## TASK STATEMENT
Please set down all the lines beneath this one exactly, without the pictures.

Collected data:
* START *
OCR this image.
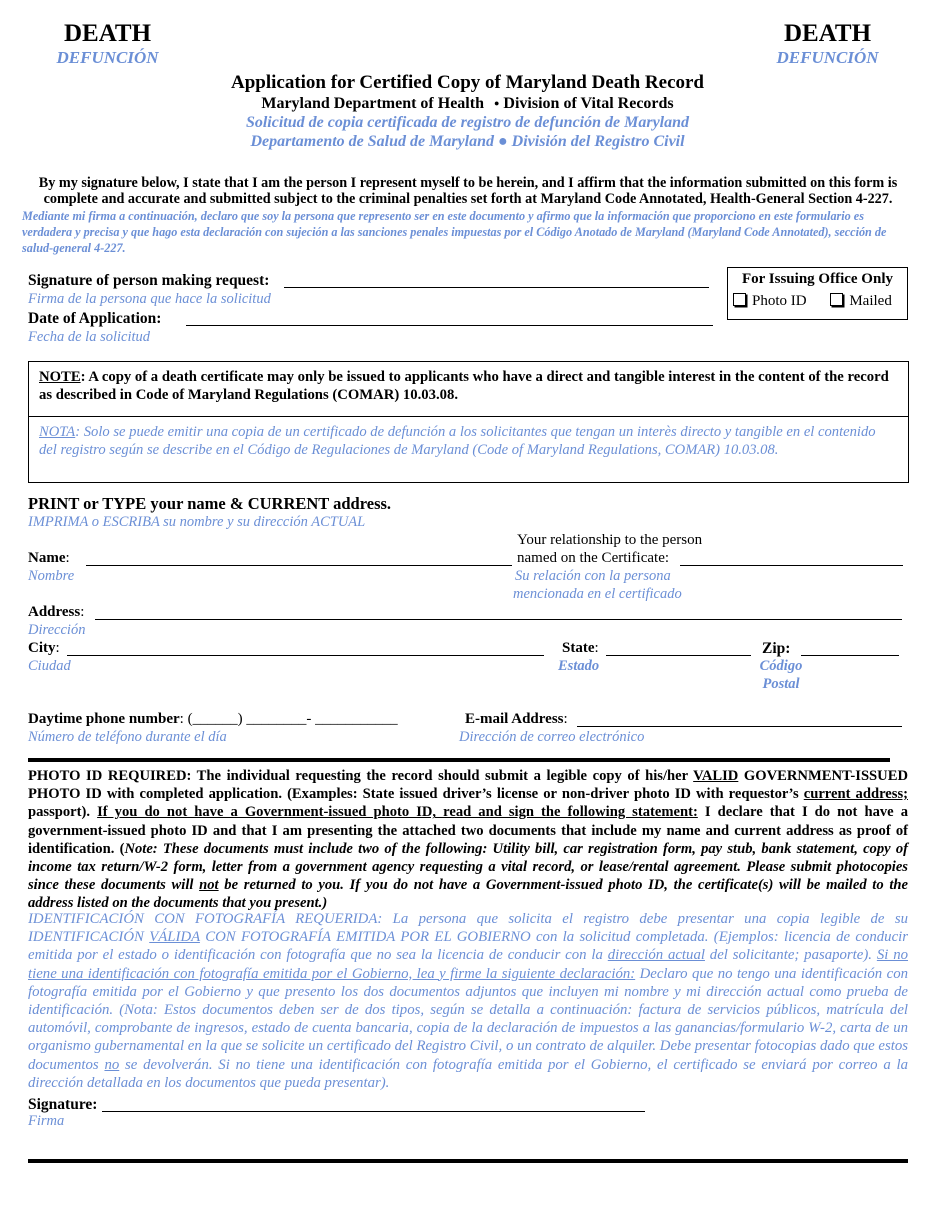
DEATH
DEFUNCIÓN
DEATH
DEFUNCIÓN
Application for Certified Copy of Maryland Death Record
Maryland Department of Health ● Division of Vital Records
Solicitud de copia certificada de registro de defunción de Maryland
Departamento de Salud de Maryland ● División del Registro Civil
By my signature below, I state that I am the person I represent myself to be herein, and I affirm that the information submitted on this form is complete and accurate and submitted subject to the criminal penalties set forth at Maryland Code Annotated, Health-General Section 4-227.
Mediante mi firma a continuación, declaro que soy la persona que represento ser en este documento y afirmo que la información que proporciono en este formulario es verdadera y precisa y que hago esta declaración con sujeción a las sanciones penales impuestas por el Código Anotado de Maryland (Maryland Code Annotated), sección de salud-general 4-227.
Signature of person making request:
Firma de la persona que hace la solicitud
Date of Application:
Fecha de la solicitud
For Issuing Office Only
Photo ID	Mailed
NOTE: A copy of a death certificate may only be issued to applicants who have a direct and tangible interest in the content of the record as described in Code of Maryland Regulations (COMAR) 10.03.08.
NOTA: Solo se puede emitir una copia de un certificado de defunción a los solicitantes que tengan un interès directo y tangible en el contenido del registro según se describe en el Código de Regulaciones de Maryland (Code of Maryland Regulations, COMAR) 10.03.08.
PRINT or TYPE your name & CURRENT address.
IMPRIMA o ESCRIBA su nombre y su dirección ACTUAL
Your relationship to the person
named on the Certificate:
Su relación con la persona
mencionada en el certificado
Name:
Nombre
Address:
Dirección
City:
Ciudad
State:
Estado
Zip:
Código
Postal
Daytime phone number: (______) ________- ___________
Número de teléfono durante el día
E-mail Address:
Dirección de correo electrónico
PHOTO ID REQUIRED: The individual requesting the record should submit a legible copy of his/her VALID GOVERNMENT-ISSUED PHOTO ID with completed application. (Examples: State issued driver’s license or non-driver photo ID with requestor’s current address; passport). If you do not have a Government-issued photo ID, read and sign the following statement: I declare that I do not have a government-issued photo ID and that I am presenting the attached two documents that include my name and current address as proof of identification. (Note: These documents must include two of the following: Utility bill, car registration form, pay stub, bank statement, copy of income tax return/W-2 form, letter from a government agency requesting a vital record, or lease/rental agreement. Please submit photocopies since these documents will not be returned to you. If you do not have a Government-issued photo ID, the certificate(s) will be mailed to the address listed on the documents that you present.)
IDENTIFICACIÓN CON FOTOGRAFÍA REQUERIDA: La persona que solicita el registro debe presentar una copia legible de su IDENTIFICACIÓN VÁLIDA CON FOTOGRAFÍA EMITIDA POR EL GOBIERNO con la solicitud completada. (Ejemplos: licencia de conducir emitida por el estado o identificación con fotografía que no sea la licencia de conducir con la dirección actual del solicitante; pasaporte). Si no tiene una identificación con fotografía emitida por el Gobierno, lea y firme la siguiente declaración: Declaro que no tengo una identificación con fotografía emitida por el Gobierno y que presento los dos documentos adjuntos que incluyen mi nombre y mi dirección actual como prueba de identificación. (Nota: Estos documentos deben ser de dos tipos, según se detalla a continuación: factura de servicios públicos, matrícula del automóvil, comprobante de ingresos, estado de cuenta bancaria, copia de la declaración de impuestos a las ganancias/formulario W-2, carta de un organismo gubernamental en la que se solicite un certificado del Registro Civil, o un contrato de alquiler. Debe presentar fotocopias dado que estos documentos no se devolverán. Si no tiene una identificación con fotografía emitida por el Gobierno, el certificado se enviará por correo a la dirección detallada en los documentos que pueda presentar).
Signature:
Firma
* END *
## TASK OUTPUT
OCR this image.
DEATH
DEFUNCIÓN
DEATH
DEFUNCIÓN
Application for Certified Copy of Maryland Death Record
Maryland Department of Health ● Division of Vital Records
Solicitud de copia certificada de registro de defunción de Maryland
Departamento de Salud de Maryland ● División del Registro Civil
By my signature below, I state that I am the person I represent myself to be herein, and I affirm that the information submitted on this form is complete and accurate and submitted subject to the criminal penalties set forth at Maryland Code Annotated, Health-General Section 4-227.
Mediante mi firma a continuación, declaro que soy la persona que represento ser en este documento y afirmo que la información que proporciono en este formulario es verdadera y precisa y que hago esta declaración con sujeción a las sanciones penales impuestas por el Código Anotado de Maryland (Maryland Code Annotated), sección de salud-general 4-227.
Signature of person making request:
Firma de la persona que hace la solicitud
Date of Application:
Fecha de la solicitud
For Issuing Office Only
Photo ID	Mailed
NOTE: A copy of a death certificate may only be issued to applicants who have a direct and tangible interest in the content of the record as described in Code of Maryland Regulations (COMAR) 10.03.08.
NOTA: Solo se puede emitir una copia de un certificado de defunción a los solicitantes que tengan un interès directo y tangible en el contenido del registro según se describe en el Código de Regulaciones de Maryland (Code of Maryland Regulations, COMAR) 10.03.08.
PRINT or TYPE your name & CURRENT address.
IMPRIMA o ESCRIBA su nombre y su dirección ACTUAL
Your relationship to the person
named on the Certificate:
Su relación con la persona
mencionada en el certificado
Name:
Nombre
Address:
Dirección
City:
Ciudad
State:
Estado
Zip:
Código
Postal
Daytime phone number: (______) ________- ___________
Número de teléfono durante el día
E-mail Address:
Dirección de correo electrónico
PHOTO ID REQUIRED: The individual requesting the record should submit a legible copy of his/her VALID GOVERNMENT-ISSUED PHOTO ID with completed application. (Examples: State issued driver’s license or non-driver photo ID with requestor’s current address; passport). If you do not have a Government-issued photo ID, read and sign the following statement: I declare that I do not have a government-issued photo ID and that I am presenting the attached two documents that include my name and current address as proof of identification. (Note: These documents must include two of the following: Utility bill, car registration form, pay stub, bank statement, copy of income tax return/W-2 form, letter from a government agency requesting a vital record, or lease/rental agreement. Please submit photocopies since these documents will not be returned to you. If you do not have a Government-issued photo ID, the certificate(s) will be mailed to the address listed on the documents that you present.)
IDENTIFICACIÓN CON FOTOGRAFÍA REQUERIDA: La persona que solicita el registro debe presentar una copia legible de su IDENTIFICACIÓN VÁLIDA CON FOTOGRAFÍA EMITIDA POR EL GOBIERNO con la solicitud completada. (Ejemplos: licencia de conducir emitida por el estado o identificación con fotografía que no sea la licencia de conducir con la dirección actual del solicitante; pasaporte). Si no tiene una identificación con fotografía emitida por el Gobierno, lea y firme la siguiente declaración: Declaro que no tengo una identificación con fotografía emitida por el Gobierno y que presento los dos documentos adjuntos que incluyen mi nombre y mi dirección actual como prueba de identificación. (Nota: Estos documentos deben ser de dos tipos, según se detalla a continuación: factura de servicios públicos, matrícula del automóvil, comprobante de ingresos, estado de cuenta bancaria, copia de la declaración de impuestos a las ganancias/formulario W-2, carta de un organismo gubernamental en la que se solicite un certificado del Registro Civil, o un contrato de alquiler. Debe presentar fotocopias dado que estos documentos no se devolverán. Si no tiene una identificación con fotografía emitida por el Gobierno, el certificado se enviará por correo a la dirección detallada en los documentos que pueda presentar).
Signature:
Firma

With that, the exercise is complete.